Say how many lines contain the string "хоёрнай". Give no other output.

* begin *

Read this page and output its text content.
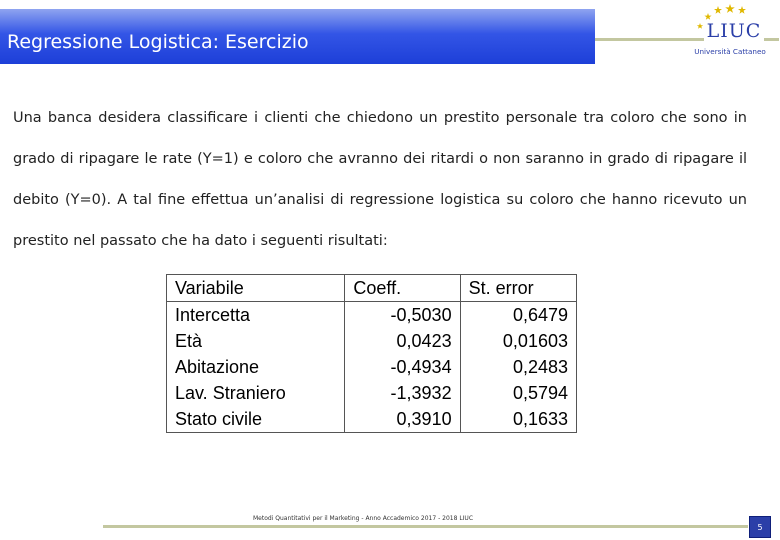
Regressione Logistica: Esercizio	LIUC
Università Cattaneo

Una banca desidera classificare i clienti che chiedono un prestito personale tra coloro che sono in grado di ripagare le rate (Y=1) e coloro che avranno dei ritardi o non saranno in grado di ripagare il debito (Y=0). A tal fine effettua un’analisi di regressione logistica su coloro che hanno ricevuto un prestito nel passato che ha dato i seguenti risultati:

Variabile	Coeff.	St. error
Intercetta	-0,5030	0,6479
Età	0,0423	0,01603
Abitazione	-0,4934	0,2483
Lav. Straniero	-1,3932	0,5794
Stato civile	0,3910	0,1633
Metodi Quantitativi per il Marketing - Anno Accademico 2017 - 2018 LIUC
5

* end *
* begin *

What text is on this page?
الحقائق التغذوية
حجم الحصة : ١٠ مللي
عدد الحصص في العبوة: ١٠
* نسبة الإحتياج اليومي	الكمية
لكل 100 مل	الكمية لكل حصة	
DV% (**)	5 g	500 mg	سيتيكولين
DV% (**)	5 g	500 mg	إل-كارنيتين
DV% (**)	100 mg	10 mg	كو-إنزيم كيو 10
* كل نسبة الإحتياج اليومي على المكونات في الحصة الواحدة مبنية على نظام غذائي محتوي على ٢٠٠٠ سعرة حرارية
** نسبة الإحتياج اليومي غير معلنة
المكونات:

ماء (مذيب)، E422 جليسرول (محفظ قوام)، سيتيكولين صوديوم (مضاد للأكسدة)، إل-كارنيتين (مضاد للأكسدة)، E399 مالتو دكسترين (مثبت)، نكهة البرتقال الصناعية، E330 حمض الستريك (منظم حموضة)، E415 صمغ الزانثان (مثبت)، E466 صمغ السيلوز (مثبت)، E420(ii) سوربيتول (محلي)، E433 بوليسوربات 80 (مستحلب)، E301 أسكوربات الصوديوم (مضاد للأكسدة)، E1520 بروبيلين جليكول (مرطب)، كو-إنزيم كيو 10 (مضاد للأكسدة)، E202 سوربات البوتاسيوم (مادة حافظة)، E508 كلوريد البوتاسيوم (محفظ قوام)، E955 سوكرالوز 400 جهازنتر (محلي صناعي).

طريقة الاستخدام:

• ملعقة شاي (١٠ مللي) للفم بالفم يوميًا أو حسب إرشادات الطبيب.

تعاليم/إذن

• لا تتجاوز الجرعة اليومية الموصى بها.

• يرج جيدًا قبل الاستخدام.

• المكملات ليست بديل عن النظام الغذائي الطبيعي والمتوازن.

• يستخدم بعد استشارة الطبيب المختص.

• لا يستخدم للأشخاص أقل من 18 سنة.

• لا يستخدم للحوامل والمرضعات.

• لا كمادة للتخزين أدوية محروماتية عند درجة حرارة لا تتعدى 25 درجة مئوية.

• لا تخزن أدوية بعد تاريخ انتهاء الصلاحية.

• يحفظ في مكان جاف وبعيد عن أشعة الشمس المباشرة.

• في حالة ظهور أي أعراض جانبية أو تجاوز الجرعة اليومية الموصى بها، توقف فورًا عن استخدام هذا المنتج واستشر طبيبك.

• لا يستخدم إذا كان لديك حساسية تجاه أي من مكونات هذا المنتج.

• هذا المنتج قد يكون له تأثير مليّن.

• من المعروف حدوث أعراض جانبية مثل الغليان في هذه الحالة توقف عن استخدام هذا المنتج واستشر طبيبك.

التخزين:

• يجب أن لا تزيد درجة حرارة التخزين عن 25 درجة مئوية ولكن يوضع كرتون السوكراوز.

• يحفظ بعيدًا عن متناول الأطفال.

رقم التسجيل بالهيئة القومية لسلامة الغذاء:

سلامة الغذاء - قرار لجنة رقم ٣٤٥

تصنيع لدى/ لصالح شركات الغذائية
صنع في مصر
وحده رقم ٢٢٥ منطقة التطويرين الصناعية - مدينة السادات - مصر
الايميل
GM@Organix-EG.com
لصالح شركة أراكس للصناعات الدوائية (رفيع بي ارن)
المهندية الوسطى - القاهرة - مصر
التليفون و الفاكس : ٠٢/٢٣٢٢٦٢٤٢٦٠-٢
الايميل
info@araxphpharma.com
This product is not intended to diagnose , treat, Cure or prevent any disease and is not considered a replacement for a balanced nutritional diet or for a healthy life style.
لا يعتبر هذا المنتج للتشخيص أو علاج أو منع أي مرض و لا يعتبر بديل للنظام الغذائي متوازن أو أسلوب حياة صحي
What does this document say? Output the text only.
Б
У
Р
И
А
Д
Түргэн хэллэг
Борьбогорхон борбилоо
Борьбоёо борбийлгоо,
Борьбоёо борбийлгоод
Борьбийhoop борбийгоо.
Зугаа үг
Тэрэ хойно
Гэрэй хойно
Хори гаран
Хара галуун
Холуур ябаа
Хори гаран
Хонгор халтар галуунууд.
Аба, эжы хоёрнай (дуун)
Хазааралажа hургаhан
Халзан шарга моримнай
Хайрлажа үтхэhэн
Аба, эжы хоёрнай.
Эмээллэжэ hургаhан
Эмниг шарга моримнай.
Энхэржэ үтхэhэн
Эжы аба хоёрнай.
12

* end *

# Output:
3